-- Start Exercise material --
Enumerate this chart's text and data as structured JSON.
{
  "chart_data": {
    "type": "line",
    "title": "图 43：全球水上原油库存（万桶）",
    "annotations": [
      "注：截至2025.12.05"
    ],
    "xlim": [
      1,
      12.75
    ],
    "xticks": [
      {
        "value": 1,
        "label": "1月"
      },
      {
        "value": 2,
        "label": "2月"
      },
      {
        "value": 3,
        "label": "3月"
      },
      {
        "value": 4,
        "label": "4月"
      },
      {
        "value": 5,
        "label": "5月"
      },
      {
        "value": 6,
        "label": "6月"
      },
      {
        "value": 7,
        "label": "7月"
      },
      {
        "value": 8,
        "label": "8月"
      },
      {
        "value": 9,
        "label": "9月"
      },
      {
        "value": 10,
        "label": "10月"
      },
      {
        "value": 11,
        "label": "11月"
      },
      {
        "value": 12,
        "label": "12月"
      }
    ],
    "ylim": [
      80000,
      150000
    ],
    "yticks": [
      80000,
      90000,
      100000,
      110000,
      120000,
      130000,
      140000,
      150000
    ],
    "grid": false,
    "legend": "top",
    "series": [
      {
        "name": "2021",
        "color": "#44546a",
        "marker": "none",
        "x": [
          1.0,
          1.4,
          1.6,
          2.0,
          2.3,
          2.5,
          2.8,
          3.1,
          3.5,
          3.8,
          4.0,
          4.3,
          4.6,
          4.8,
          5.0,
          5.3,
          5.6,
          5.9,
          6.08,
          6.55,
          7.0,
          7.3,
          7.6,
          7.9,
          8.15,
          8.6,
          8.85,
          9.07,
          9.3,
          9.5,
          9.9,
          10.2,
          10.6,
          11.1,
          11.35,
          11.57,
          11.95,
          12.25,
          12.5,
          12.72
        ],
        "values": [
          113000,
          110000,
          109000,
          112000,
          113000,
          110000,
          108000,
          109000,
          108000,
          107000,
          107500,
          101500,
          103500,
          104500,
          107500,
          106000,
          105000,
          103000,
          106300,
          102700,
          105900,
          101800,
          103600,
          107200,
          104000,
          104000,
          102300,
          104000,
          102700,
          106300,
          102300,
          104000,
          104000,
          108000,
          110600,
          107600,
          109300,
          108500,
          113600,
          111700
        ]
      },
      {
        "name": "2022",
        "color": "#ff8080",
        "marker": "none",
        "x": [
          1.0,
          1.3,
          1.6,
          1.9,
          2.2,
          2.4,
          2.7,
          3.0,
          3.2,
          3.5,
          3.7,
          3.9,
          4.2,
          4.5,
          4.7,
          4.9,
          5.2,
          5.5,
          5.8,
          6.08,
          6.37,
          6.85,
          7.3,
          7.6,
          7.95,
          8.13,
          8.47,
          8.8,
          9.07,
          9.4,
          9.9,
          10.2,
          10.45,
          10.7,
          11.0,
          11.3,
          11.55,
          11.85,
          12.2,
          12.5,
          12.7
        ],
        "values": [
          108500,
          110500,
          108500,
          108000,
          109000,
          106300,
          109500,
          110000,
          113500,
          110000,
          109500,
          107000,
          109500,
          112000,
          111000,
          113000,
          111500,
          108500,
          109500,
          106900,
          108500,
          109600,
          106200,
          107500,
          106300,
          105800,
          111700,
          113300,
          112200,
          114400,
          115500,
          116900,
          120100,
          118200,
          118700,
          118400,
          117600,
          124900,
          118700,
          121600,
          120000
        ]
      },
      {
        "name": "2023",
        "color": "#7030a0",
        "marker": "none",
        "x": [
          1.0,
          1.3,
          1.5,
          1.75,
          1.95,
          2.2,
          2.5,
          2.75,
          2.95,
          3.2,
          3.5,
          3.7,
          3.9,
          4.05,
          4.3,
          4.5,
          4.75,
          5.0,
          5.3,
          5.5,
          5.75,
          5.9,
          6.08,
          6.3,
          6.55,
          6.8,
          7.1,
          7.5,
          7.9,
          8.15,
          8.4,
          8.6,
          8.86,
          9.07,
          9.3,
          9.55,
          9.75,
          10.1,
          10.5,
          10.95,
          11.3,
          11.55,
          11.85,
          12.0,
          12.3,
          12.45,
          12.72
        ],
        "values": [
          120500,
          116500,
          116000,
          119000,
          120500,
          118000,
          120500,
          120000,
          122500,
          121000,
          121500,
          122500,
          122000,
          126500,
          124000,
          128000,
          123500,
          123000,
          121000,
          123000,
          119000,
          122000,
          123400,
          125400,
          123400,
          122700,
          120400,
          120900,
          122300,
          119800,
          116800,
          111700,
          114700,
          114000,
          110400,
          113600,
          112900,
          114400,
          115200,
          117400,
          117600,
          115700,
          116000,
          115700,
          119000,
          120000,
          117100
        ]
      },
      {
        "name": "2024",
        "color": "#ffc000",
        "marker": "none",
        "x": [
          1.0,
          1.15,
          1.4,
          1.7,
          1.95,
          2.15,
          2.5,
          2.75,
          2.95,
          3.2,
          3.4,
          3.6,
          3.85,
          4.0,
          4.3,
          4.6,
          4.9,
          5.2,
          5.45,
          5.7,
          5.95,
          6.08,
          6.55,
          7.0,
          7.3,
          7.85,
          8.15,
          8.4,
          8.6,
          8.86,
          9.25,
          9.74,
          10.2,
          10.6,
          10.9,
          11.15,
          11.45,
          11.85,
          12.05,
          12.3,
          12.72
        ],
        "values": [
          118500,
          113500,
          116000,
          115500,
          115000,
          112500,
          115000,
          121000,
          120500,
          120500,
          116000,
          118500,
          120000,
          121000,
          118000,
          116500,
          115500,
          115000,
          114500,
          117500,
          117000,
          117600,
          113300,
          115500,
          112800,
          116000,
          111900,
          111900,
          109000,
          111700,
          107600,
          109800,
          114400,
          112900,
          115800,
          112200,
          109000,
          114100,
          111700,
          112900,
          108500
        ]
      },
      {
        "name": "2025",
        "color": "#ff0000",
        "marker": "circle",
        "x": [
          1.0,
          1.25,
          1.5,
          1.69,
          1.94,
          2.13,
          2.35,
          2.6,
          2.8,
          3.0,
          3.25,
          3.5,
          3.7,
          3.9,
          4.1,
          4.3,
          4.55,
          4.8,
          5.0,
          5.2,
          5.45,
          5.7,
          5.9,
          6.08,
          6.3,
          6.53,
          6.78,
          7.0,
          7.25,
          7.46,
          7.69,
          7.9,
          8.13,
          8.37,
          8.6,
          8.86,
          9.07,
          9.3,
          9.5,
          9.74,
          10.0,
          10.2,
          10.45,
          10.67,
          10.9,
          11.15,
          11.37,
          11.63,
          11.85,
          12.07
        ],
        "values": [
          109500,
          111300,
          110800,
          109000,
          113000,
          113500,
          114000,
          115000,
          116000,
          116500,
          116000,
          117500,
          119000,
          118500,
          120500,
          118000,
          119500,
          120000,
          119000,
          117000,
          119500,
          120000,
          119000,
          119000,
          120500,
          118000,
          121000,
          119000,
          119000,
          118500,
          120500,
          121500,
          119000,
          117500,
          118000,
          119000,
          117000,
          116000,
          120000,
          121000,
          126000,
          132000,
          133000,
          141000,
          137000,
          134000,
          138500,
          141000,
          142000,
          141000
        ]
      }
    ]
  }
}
-- End Exercise material --
What you will do:
Copy out the full set of records precisely, leaving nothing out.

Response below:
Enumerate this chart's text and data as structured JSON.
{
  "chart_data": {
    "type": "line",
    "title": "图 43：全球水上原油库存（万桶）",
    "annotations": [
      "注：截至2025.12.05"
    ],
    "xlim": [
      1,
      12.75
    ],
    "xticks": [
      {
        "value": 1,
        "label": "1月"
      },
      {
        "value": 2,
        "label": "2月"
      },
      {
        "value": 3,
        "label": "3月"
      },
      {
        "value": 4,
        "label": "4月"
      },
      {
        "value": 5,
        "label": "5月"
      },
      {
        "value": 6,
        "label": "6月"
      },
      {
        "value": 7,
        "label": "7月"
      },
      {
        "value": 8,
        "label": "8月"
      },
      {
        "value": 9,
        "label": "9月"
      },
      {
        "value": 10,
        "label": "10月"
      },
      {
        "value": 11,
        "label": "11月"
      },
      {
        "value": 12,
        "label": "12月"
      }
    ],
    "ylim": [
      80000,
      150000
    ],
    "yticks": [
      80000,
      90000,
      100000,
      110000,
      120000,
      130000,
      140000,
      150000
    ],
    "grid": false,
    "legend": "top",
    "series": [
      {
        "name": "2021",
        "color": "#44546a",
        "marker": "none",
        "x": [
          1.0,
          1.4,
          1.6,
          2.0,
          2.3,
          2.5,
          2.8,
          3.1,
          3.5,
          3.8,
          4.0,
          4.3,
          4.6,
          4.8,
          5.0,
          5.3,
          5.6,
          5.9,
          6.08,
          6.55,
          7.0,
          7.3,
          7.6,
          7.9,
          8.15,
          8.6,
          8.85,
          9.07,
          9.3,
          9.5,
          9.9,
          10.2,
          10.6,
          11.1,
          11.35,
          11.57,
          11.95,
          12.25,
          12.5,
          12.72
        ],
        "values": [
          113000,
          110000,
          109000,
          112000,
          113000,
          110000,
          108000,
          109000,
          108000,
          107000,
          107500,
          101500,
          103500,
          104500,
          107500,
          106000,
          105000,
          103000,
          106300,
          102700,
          105900,
          101800,
          103600,
          107200,
          104000,
          104000,
          102300,
          104000,
          102700,
          106300,
          102300,
          104000,
          104000,
          108000,
          110600,
          107600,
          109300,
          108500,
          113600,
          111700
        ]
      },
      {
        "name": "2022",
        "color": "#ff8080",
        "marker": "none",
        "x": [
          1.0,
          1.3,
          1.6,
          1.9,
          2.2,
          2.4,
          2.7,
          3.0,
          3.2,
          3.5,
          3.7,
          3.9,
          4.2,
          4.5,
          4.7,
          4.9,
          5.2,
          5.5,
          5.8,
          6.08,
          6.37,
          6.85,
          7.3,
          7.6,
          7.95,
          8.13,
          8.47,
          8.8,
          9.07,
          9.4,
          9.9,
          10.2,
          10.45,
          10.7,
          11.0,
          11.3,
          11.55,
          11.85,
          12.2,
          12.5,
          12.7
        ],
        "values": [
          108500,
          110500,
          108500,
          108000,
          109000,
          106300,
          109500,
          110000,
          113500,
          110000,
          109500,
          107000,
          109500,
          112000,
          111000,
          113000,
          111500,
          108500,
          109500,
          106900,
          108500,
          109600,
          106200,
          107500,
          106300,
          105800,
          111700,
          113300,
          112200,
          114400,
          115500,
          116900,
          120100,
          118200,
          118700,
          118400,
          117600,
          124900,
          118700,
          121600,
          120000
        ]
      },
      {
        "name": "2023",
        "color": "#7030a0",
        "marker": "none",
        "x": [
          1.0,
          1.3,
          1.5,
          1.75,
          1.95,
          2.2,
          2.5,
          2.75,
          2.95,
          3.2,
          3.5,
          3.7,
          3.9,
          4.05,
          4.3,
          4.5,
          4.75,
          5.0,
          5.3,
          5.5,
          5.75,
          5.9,
          6.08,
          6.3,
          6.55,
          6.8,
          7.1,
          7.5,
          7.9,
          8.15,
          8.4,
          8.6,
          8.86,
          9.07,
          9.3,
          9.55,
          9.75,
          10.1,
          10.5,
          10.95,
          11.3,
          11.55,
          11.85,
          12.0,
          12.3,
          12.45,
          12.72
        ],
        "values": [
          120500,
          116500,
          116000,
          119000,
          120500,
          118000,
          120500,
          120000,
          122500,
          121000,
          121500,
          122500,
          122000,
          126500,
          124000,
          128000,
          123500,
          123000,
          121000,
          123000,
          119000,
          122000,
          123400,
          125400,
          123400,
          122700,
          120400,
          120900,
          122300,
          119800,
          116800,
          111700,
          114700,
          114000,
          110400,
          113600,
          112900,
          114400,
          115200,
          117400,
          117600,
          115700,
          116000,
          115700,
          119000,
          120000,
          117100
        ]
      },
      {
        "name": "2024",
        "color": "#ffc000",
        "marker": "none",
        "x": [
          1.0,
          1.15,
          1.4,
          1.7,
          1.95,
          2.15,
          2.5,
          2.75,
          2.95,
          3.2,
          3.4,
          3.6,
          3.85,
          4.0,
          4.3,
          4.6,
          4.9,
          5.2,
          5.45,
          5.7,
          5.95,
          6.08,
          6.55,
          7.0,
          7.3,
          7.85,
          8.15,
          8.4,
          8.6,
          8.86,
          9.25,
          9.74,
          10.2,
          10.6,
          10.9,
          11.15,
          11.45,
          11.85,
          12.05,
          12.3,
          12.72
        ],
        "values": [
          118500,
          113500,
          116000,
          115500,
          115000,
          112500,
          115000,
          121000,
          120500,
          120500,
          116000,
          118500,
          120000,
          121000,
          118000,
          116500,
          115500,
          115000,
          114500,
          117500,
          117000,
          117600,
          113300,
          115500,
          112800,
          116000,
          111900,
          111900,
          109000,
          111700,
          107600,
          109800,
          114400,
          112900,
          115800,
          112200,
          109000,
          114100,
          111700,
          112900,
          108500
        ]
      },
      {
        "name": "2025",
        "color": "#ff0000",
        "marker": "circle",
        "x": [
          1.0,
          1.25,
          1.5,
          1.69,
          1.94,
          2.13,
          2.35,
          2.6,
          2.8,
          3.0,
          3.25,
          3.5,
          3.7,
          3.9,
          4.1,
          4.3,
          4.55,
          4.8,
          5.0,
          5.2,
          5.45,
          5.7,
          5.9,
          6.08,
          6.3,
          6.53,
          6.78,
          7.0,
          7.25,
          7.46,
          7.69,
          7.9,
          8.13,
          8.37,
          8.6,
          8.86,
          9.07,
          9.3,
          9.5,
          9.74,
          10.0,
          10.2,
          10.45,
          10.67,
          10.9,
          11.15,
          11.37,
          11.63,
          11.85,
          12.07
        ],
        "values": [
          109500,
          111300,
          110800,
          109000,
          113000,
          113500,
          114000,
          115000,
          116000,
          116500,
          116000,
          117500,
          119000,
          118500,
          120500,
          118000,
          119500,
          120000,
          119000,
          117000,
          119500,
          120000,
          119000,
          119000,
          120500,
          118000,
          121000,
          119000,
          119000,
          118500,
          120500,
          121500,
          119000,
          117500,
          118000,
          119000,
          117000,
          116000,
          120000,
          121000,
          126000,
          132000,
          133000,
          141000,
          137000,
          134000,
          138500,
          141000,
          142000,
          141000
        ]
      }
    ]
  }
}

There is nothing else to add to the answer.